**PAGE EXCERPT**

==========

# What 1x scope?



## MarkM (Sep 7, 2007)

I have been shooting my CVA Accura with open sights but as I have gotten older they are getting a bit fuzzy. What brand if 1x scope should I look at to put on this gun?


----------



## BigT (Mar 11, 2011)

I've got just a Cabelas Pine Ridge, but I am very interested in the new Vortex 1X24 Muzzy scope... The Cabelas scope has done well.


----------



## derekp1999 (Nov 17, 2011)

I put a Traditions Hunter Series 1x32 on my muzzleloader last year and love it. My eyes are bad and I couldn't focus on so many points (front sight, rear sight, target) and it made a huge difference for me.
$47 on Amazon with free shipping... http://www.amazon.com/Traditions-Performance-Firearms-Muzzleloader-Hunter/dp/B001CJDXAM/ref=sr_1_1?ie=UTF8&qid=1423670859&sr=8-1&keywords=traditions+1x32

A friend put a Pine Ridge scope on his muzzleloader a couple years ago. The Traditions was brighter... clarity was similar.


----------



## GeTaGrip (Jun 24, 2014)

Went from a Traditions to Vortex and love it, all but once in awhile the adjustable eye piece will move and adjust itself as you sling carry the rifle on your shoulder. It is clear with nice fine crosshairs for a 1x.


----------



## RandomElk16 (Sep 17, 2013)

I have shot the Accura V2 with the Vortex scope and love it. It was a great setup.

I shoot a Pentax but they no longer make them. I love it as well.


----------



## Buckfinder (May 23, 2009)

I have the Cabelas Pine Ridge on mine.


----------



## Nambaster (Nov 15, 2007)

Thumbs down for Pine Ridge. I had one from Cabelas and it fogged up in the middle of the hunt. Cabelas needed a receipt to fix or replace it. Didn't have the receipt so I took the sawzall to it. After dissection it makes sense to me why the thing would fog up like it did. cheap rubber seals were dried up and cracked. Switching back and forth between scope and opensights was such a hastle and in the end cost me a couple of elk that Cabelas cannot replace...

==========

**EXERCISE REQUIREMENTS**
In the scope thread, condense the paragraph that begins "Thumbs down for Pine Ridge" into a short bulleted list that keeps its main facts.

==========

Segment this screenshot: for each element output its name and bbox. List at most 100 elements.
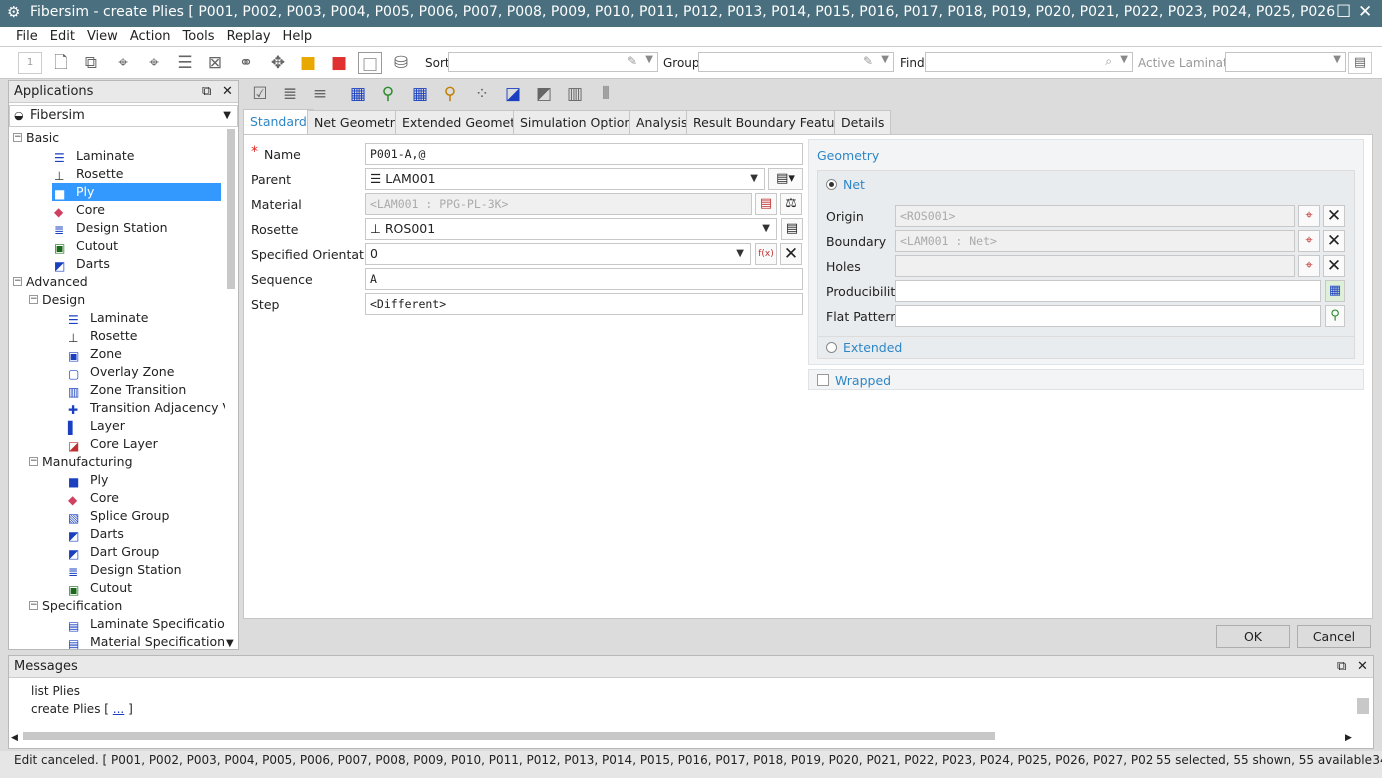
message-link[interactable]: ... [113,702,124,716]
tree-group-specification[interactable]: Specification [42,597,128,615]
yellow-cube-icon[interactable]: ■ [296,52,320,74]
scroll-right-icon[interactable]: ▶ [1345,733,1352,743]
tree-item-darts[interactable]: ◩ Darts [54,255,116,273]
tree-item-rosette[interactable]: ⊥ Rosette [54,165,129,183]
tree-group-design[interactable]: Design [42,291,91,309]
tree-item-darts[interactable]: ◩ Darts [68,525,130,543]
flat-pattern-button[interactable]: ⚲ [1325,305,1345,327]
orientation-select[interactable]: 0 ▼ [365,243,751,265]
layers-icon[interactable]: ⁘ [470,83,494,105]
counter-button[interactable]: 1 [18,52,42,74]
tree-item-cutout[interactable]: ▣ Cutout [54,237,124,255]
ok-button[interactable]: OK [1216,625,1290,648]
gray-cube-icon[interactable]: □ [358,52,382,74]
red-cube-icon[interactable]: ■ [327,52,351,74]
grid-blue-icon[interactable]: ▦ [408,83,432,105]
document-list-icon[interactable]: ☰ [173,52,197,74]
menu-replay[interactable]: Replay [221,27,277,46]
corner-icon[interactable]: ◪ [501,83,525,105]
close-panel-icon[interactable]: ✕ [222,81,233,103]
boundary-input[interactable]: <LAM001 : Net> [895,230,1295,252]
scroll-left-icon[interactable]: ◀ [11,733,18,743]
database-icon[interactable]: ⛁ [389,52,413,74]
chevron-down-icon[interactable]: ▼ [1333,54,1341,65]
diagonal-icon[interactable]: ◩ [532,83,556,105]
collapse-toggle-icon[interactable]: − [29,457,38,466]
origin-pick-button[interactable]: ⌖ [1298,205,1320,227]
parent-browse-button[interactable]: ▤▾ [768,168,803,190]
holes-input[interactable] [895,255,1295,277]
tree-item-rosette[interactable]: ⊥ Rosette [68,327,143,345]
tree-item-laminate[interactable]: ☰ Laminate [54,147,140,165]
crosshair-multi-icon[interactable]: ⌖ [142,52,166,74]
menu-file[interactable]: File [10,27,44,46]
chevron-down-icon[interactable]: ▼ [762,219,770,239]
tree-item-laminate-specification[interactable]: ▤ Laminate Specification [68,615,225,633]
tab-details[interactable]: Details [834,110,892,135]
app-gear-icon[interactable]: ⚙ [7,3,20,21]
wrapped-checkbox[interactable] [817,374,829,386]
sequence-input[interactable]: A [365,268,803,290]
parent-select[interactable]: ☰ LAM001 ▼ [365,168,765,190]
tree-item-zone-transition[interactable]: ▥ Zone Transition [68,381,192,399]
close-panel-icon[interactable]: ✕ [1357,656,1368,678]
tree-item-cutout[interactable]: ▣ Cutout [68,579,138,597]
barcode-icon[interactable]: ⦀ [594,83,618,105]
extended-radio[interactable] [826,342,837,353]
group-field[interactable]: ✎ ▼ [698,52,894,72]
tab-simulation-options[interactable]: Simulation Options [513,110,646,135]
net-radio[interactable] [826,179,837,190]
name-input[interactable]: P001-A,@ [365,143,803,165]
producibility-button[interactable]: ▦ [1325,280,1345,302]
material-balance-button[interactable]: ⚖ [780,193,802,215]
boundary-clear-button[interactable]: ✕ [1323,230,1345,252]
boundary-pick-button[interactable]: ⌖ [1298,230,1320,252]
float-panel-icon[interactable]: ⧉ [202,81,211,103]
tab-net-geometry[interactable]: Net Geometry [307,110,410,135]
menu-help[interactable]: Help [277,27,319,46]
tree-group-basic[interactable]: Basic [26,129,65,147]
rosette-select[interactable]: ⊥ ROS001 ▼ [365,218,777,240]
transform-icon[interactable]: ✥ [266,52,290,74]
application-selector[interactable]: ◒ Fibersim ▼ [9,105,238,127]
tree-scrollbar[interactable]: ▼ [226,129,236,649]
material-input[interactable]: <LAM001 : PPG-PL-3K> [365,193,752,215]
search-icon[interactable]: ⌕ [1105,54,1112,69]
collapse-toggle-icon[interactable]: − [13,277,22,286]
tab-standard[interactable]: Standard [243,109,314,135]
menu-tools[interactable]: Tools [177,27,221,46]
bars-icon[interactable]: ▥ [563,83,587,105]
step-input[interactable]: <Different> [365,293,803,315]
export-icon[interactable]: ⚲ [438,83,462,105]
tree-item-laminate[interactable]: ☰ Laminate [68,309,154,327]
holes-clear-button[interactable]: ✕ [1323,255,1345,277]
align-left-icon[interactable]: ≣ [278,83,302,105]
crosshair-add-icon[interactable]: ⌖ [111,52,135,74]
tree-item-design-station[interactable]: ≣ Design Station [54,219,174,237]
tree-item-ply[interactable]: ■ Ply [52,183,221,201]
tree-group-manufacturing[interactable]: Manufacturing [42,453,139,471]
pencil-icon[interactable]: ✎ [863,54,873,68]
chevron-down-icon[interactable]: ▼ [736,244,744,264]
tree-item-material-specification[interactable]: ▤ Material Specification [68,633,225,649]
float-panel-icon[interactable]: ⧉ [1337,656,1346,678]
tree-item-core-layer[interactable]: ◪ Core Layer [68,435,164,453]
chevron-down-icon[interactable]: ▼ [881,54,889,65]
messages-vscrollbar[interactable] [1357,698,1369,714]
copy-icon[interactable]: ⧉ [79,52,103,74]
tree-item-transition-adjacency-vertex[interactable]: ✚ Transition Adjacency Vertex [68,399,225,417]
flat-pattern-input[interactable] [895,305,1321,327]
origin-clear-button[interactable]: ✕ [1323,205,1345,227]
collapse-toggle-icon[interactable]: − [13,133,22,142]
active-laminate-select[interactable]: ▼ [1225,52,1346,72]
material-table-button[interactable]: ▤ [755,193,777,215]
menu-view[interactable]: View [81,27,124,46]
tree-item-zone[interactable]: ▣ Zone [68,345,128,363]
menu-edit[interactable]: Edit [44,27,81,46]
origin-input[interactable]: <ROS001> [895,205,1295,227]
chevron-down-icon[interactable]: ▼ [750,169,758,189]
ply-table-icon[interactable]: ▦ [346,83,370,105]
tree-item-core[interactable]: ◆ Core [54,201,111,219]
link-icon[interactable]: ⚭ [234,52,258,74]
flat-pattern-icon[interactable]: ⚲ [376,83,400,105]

==========

**FULL ANSWER**
- The poster does not recommend the Pine Ridge scope from Cabelas.
- It fogged up in the middle of a hunt.
- Cabelas needed a receipt to fix or replace it. The poster had none, so they cut the scope open with a sawzall.
- Inside, the cheap rubber seals were dried up and cracked, which explained the fogging.
- Switching between the scope and open sights was a hassle and cost the poster a couple of elk.